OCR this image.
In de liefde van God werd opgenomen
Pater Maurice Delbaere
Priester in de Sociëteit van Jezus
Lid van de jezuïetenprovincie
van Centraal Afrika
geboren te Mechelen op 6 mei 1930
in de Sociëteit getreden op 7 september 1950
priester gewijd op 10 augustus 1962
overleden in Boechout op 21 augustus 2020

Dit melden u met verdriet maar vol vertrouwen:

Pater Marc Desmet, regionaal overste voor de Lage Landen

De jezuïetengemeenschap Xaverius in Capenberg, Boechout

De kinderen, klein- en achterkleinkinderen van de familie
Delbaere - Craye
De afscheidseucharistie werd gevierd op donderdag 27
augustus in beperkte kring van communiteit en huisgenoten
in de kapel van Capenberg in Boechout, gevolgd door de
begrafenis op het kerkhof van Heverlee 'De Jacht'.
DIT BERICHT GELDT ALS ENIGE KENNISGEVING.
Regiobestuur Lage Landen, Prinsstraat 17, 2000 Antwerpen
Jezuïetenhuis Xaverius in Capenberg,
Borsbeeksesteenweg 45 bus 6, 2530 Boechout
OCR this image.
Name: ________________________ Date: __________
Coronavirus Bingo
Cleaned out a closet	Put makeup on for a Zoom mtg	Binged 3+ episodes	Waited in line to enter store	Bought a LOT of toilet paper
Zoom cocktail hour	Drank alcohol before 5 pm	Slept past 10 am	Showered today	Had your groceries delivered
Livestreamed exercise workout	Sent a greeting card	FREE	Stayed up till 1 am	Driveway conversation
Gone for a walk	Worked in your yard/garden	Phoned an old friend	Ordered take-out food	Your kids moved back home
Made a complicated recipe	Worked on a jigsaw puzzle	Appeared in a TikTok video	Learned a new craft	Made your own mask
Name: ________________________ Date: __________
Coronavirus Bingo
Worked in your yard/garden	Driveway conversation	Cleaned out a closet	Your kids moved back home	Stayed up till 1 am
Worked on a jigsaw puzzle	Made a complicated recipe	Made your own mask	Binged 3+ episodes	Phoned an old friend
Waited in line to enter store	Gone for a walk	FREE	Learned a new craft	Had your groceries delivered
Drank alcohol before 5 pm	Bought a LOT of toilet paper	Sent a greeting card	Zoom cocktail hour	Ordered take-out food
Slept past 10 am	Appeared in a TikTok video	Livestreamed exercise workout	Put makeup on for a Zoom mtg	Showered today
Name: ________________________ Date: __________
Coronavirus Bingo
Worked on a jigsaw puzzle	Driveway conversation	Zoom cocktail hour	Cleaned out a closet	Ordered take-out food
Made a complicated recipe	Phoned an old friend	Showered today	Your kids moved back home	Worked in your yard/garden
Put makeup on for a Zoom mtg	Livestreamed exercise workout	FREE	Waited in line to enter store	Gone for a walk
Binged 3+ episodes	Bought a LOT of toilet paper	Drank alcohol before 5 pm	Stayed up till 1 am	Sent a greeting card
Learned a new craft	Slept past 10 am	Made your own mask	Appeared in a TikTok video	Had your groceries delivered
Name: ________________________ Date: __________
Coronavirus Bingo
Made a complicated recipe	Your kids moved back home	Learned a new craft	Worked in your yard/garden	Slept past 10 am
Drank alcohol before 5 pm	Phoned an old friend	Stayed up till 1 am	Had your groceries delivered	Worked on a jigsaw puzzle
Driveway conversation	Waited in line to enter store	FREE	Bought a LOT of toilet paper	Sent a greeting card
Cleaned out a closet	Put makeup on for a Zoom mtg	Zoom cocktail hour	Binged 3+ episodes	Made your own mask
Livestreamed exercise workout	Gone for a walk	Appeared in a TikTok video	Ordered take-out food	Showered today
==================================================
> [EXERCISE REQUIREMENTS]:
Copy out every line of the listing that contains the string "Bought".

> [EXPECTED ANSWER]:
Cleaned out a closet	Put makeup on for a Zoom mtg	Binged 3+ episodes	Waited in line to enter store	Bought a LOT of toilet paper
Drank alcohol before 5 pm	Bought a LOT of toilet paper	Sent a greeting card	Zoom cocktail hour	Ordered take-out food
Binged 3+ episodes	Bought a LOT of toilet paper	Drank alcohol before 5 pm	Stayed up till 1 am	Sent a greeting card
Driveway conversation	Waited in line to enter store	FREE	Bought a LOT of toilet paper	Sent a greeting card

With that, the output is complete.